**PROMPT:** Give back the material word for word, every line included.

**TASK INPUTS:**

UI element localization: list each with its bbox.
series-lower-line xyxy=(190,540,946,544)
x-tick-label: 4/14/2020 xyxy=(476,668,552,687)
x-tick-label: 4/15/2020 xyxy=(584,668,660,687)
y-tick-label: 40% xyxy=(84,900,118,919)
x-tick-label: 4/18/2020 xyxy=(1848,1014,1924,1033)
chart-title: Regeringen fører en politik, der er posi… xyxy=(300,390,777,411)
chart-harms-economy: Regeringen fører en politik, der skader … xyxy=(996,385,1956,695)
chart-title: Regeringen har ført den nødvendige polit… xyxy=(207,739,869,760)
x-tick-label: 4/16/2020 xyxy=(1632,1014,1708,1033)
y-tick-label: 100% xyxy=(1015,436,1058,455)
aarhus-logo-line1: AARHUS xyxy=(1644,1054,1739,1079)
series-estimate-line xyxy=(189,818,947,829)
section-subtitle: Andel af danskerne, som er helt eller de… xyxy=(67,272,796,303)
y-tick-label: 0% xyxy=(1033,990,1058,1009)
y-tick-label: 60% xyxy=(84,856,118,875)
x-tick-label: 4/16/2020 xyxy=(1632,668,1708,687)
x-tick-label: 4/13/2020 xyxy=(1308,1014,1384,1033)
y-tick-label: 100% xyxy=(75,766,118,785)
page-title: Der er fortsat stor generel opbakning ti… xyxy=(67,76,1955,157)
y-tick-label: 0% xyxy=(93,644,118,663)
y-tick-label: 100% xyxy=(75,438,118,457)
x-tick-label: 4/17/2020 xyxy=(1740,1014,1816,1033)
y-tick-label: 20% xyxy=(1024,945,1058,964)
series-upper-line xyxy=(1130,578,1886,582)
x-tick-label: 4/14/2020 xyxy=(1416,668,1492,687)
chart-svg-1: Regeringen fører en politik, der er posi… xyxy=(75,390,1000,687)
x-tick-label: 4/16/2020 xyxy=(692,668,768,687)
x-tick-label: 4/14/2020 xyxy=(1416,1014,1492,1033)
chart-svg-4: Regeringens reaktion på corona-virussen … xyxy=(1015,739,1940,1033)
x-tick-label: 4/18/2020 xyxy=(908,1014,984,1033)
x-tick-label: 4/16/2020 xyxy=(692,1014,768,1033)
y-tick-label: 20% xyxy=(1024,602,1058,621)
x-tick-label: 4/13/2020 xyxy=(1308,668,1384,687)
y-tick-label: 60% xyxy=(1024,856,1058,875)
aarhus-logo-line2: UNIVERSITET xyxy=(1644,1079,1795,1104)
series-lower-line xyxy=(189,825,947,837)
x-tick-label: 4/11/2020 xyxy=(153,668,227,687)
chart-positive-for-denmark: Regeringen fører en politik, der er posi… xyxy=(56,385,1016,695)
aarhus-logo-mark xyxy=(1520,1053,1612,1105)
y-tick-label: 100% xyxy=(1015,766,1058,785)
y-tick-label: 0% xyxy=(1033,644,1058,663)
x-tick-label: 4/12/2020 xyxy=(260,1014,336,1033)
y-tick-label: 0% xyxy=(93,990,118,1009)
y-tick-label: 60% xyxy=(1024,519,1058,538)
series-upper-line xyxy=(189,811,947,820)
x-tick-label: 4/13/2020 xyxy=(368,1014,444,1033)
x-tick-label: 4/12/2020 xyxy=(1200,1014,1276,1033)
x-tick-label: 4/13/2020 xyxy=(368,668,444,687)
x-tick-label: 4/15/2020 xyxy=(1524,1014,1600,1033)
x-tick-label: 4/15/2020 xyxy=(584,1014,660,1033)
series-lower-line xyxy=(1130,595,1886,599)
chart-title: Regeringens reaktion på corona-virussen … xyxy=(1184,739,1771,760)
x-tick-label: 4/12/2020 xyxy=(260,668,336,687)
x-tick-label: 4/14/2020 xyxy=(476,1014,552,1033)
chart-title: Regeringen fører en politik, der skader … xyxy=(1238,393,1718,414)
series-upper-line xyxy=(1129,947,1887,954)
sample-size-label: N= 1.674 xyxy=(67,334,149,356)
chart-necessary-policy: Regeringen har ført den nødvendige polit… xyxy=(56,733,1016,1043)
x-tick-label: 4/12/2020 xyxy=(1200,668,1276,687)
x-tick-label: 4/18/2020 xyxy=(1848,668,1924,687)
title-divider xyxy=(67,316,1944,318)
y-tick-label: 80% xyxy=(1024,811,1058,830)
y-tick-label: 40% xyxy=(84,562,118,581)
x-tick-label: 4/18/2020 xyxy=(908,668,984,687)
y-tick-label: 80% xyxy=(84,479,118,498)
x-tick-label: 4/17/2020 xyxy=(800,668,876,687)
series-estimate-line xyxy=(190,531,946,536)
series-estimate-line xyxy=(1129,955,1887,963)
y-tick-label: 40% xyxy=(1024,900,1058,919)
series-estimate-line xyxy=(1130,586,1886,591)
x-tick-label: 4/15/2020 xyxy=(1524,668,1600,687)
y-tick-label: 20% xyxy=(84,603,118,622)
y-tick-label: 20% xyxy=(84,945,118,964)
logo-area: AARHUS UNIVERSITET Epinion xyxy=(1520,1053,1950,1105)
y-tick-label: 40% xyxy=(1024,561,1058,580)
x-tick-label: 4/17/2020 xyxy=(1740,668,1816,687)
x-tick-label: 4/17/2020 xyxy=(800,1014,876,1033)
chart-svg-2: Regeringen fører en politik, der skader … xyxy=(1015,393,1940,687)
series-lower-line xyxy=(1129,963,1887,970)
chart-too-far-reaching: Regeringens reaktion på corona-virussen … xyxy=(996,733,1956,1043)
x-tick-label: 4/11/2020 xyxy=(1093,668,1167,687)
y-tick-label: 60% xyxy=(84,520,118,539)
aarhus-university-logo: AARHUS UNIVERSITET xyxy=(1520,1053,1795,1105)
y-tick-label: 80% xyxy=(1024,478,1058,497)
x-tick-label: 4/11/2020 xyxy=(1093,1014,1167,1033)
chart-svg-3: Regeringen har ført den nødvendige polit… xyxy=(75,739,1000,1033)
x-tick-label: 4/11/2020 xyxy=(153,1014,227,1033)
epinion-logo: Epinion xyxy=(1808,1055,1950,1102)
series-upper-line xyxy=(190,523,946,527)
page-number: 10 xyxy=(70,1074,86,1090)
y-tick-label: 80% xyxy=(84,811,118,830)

**THE COMPLETED TASK:**
UI element localization: list each with its bbox.
series-lower-line xyxy=(190,540,946,544)
x-tick-label: 4/14/2020 xyxy=(476,668,552,687)
x-tick-label: 4/15/2020 xyxy=(584,668,660,687)
y-tick-label: 40% xyxy=(84,900,118,919)
x-tick-label: 4/18/2020 xyxy=(1848,1014,1924,1033)
chart-title: Regeringen fører en politik, der er posi… xyxy=(300,390,777,411)
chart-harms-economy: Regeringen fører en politik, der skader … xyxy=(996,385,1956,695)
chart-title: Regeringen har ført den nødvendige polit… xyxy=(207,739,869,760)
x-tick-label: 4/16/2020 xyxy=(1632,1014,1708,1033)
y-tick-label: 100% xyxy=(1015,436,1058,455)
aarhus-logo-line1: AARHUS xyxy=(1644,1054,1739,1079)
series-estimate-line xyxy=(189,818,947,829)
section-subtitle: Andel af danskerne, som er helt eller de… xyxy=(67,272,796,303)
y-tick-label: 0% xyxy=(1033,990,1058,1009)
y-tick-label: 60% xyxy=(84,856,118,875)
x-tick-label: 4/16/2020 xyxy=(1632,668,1708,687)
x-tick-label: 4/13/2020 xyxy=(1308,1014,1384,1033)
y-tick-label: 100% xyxy=(75,766,118,785)
page-title: Der er fortsat stor generel opbakning ti… xyxy=(67,76,1955,157)
y-tick-label: 0% xyxy=(93,644,118,663)
y-tick-label: 100% xyxy=(75,438,118,457)
x-tick-label: 4/17/2020 xyxy=(1740,1014,1816,1033)
y-tick-label: 20% xyxy=(1024,945,1058,964)
series-upper-line xyxy=(1130,578,1886,582)
x-tick-label: 4/14/2020 xyxy=(1416,668,1492,687)
chart-svg-1: Regeringen fører en politik, der er posi… xyxy=(75,390,1000,687)
x-tick-label: 4/16/2020 xyxy=(692,668,768,687)
x-tick-label: 4/14/2020 xyxy=(1416,1014,1492,1033)
chart-svg-4: Regeringens reaktion på corona-virussen … xyxy=(1015,739,1940,1033)
x-tick-label: 4/18/2020 xyxy=(908,1014,984,1033)
x-tick-label: 4/16/2020 xyxy=(692,1014,768,1033)
y-tick-label: 20% xyxy=(1024,602,1058,621)
x-tick-label: 4/13/2020 xyxy=(1308,668,1384,687)
y-tick-label: 60% xyxy=(1024,856,1058,875)
aarhus-logo-line2: UNIVERSITET xyxy=(1644,1079,1795,1104)
series-lower-line xyxy=(189,825,947,837)
x-tick-label: 4/11/2020 xyxy=(153,668,227,687)
chart-positive-for-denmark: Regeringen fører en politik, der er posi… xyxy=(56,385,1016,695)
aarhus-logo-mark xyxy=(1520,1053,1612,1105)
y-tick-label: 100% xyxy=(1015,766,1058,785)
y-tick-label: 0% xyxy=(1033,644,1058,663)
x-tick-label: 4/12/2020 xyxy=(260,1014,336,1033)
y-tick-label: 0% xyxy=(93,990,118,1009)
y-tick-label: 60% xyxy=(1024,519,1058,538)
series-upper-line xyxy=(189,811,947,820)
x-tick-label: 4/13/2020 xyxy=(368,1014,444,1033)
x-tick-label: 4/12/2020 xyxy=(1200,1014,1276,1033)
x-tick-label: 4/13/2020 xyxy=(368,668,444,687)
x-tick-label: 4/15/2020 xyxy=(1524,1014,1600,1033)
x-tick-label: 4/15/2020 xyxy=(584,1014,660,1033)
series-lower-line xyxy=(1130,595,1886,599)
chart-title: Regeringens reaktion på corona-virussen … xyxy=(1184,739,1771,760)
x-tick-label: 4/12/2020 xyxy=(260,668,336,687)
x-tick-label: 4/14/2020 xyxy=(476,1014,552,1033)
chart-title: Regeringen fører en politik, der skader … xyxy=(1238,393,1718,414)
series-upper-line xyxy=(1129,947,1887,954)
sample-size-label: N= 1.674 xyxy=(67,334,149,356)
chart-necessary-policy: Regeringen har ført den nødvendige polit… xyxy=(56,733,1016,1043)
x-tick-label: 4/12/2020 xyxy=(1200,668,1276,687)
x-tick-label: 4/18/2020 xyxy=(1848,668,1924,687)
title-divider xyxy=(67,316,1944,318)
y-tick-label: 80% xyxy=(1024,811,1058,830)
y-tick-label: 40% xyxy=(84,562,118,581)
x-tick-label: 4/18/2020 xyxy=(908,668,984,687)
y-tick-label: 80% xyxy=(84,479,118,498)
x-tick-label: 4/17/2020 xyxy=(800,668,876,687)
series-estimate-line xyxy=(190,531,946,536)
series-estimate-line xyxy=(1129,955,1887,963)
y-tick-label: 40% xyxy=(1024,900,1058,919)
series-estimate-line xyxy=(1130,586,1886,591)
x-tick-label: 4/15/2020 xyxy=(1524,668,1600,687)
y-tick-label: 20% xyxy=(84,603,118,622)
y-tick-label: 20% xyxy=(84,945,118,964)
logo-area: AARHUS UNIVERSITET Epinion xyxy=(1520,1053,1950,1105)
y-tick-label: 40% xyxy=(1024,561,1058,580)
x-tick-label: 4/17/2020 xyxy=(1740,668,1816,687)
x-tick-label: 4/17/2020 xyxy=(800,1014,876,1033)
chart-svg-2: Regeringen fører en politik, der skader … xyxy=(1015,393,1940,687)
series-lower-line xyxy=(1129,963,1887,970)
chart-too-far-reaching: Regeringens reaktion på corona-virussen … xyxy=(996,733,1956,1043)
x-tick-label: 4/11/2020 xyxy=(1093,668,1167,687)
y-tick-label: 60% xyxy=(84,520,118,539)
aarhus-university-logo: AARHUS UNIVERSITET xyxy=(1520,1053,1795,1105)
y-tick-label: 80% xyxy=(1024,478,1058,497)
x-tick-label: 4/11/2020 xyxy=(1093,1014,1167,1033)
chart-svg-3: Regeringen har ført den nødvendige polit… xyxy=(75,739,1000,1033)
x-tick-label: 4/11/2020 xyxy=(153,1014,227,1033)
epinion-logo: Epinion xyxy=(1808,1055,1950,1102)
series-upper-line xyxy=(190,523,946,527)
page-number: 10 xyxy=(70,1074,86,1090)
y-tick-label: 80% xyxy=(84,811,118,830)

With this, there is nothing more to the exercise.